- _Given exercise_: Pull out every line with the word "about".

──────────────────────────────

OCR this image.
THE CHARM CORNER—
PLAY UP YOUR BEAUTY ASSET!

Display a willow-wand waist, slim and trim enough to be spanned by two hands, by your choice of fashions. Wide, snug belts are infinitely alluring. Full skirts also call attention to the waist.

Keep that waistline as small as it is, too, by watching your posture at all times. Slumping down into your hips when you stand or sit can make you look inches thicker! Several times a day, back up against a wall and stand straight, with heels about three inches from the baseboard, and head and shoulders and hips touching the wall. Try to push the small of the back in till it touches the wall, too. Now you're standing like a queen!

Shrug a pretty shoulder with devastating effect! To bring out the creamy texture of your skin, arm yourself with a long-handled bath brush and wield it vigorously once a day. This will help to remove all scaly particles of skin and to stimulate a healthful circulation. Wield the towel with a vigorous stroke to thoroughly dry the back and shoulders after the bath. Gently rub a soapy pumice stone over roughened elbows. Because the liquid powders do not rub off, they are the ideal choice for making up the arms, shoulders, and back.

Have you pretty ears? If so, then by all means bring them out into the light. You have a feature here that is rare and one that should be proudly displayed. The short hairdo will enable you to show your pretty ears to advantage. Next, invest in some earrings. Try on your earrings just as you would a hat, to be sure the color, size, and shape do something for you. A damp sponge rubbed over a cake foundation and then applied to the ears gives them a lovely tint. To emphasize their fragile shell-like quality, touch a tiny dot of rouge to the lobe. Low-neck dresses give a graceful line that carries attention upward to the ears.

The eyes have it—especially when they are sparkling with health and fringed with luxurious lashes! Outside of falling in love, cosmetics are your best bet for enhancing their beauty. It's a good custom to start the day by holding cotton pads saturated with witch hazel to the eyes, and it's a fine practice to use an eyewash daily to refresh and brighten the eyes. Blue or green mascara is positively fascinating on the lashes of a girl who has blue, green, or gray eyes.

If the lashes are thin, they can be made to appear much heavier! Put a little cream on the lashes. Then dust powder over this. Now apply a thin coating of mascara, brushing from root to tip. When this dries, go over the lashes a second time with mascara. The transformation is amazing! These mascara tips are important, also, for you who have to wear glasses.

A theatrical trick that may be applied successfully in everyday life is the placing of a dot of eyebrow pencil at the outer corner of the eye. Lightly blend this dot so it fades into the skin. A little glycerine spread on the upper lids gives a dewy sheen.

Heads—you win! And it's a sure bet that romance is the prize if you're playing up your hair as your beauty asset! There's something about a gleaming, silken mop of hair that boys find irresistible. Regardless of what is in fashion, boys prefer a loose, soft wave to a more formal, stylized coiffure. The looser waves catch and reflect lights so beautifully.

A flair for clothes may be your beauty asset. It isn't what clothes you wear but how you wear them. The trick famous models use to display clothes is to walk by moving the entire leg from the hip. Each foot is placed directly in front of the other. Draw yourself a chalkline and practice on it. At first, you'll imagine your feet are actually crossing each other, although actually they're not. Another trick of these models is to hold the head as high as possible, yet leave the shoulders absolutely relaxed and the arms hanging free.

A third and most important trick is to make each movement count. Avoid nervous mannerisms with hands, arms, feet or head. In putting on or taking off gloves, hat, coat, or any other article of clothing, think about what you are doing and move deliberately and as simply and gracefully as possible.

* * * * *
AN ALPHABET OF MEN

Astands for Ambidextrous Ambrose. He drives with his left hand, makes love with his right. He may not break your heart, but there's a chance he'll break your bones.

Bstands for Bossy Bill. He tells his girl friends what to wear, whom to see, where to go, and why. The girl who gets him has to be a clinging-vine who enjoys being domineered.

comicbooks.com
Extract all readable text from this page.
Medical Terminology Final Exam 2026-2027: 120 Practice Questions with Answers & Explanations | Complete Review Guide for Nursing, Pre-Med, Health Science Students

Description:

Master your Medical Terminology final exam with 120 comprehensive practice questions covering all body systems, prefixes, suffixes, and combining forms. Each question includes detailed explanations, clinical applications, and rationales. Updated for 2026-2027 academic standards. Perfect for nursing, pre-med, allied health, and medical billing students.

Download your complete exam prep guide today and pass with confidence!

──────────────────────────────

- _Complete output_:
Keep that waistline as small as it is, too, by watching your posture at all times. Slumping down into your hips when you stand or sit can make you look inches thicker! Several times a day, back up against a wall and stand straight, with heels about three inches from the baseboard, and head and shoulders and hips touching the wall. Try to push the small of the back in till it touches the wall, too. Now you're standing like a queen!
Heads—you win! And it's a sure bet that romance is the prize if you're playing up your hair as your beauty asset! There's something about a gleaming, silken mop of hair that boys find irresistible. Regardless of what is in fashion, boys prefer a loose, soft wave to a more formal, stylized coiffure. The looser waves catch and reflect lights so beautifully.
A third and most important trick is to make each movement count. Avoid nervous mannerisms with hands, arms, feet or head. In putting on or taking off gloves, hat, coat, or any other article of clothing, think about what you are doing and move deliberately and as simply and gracefully as possible.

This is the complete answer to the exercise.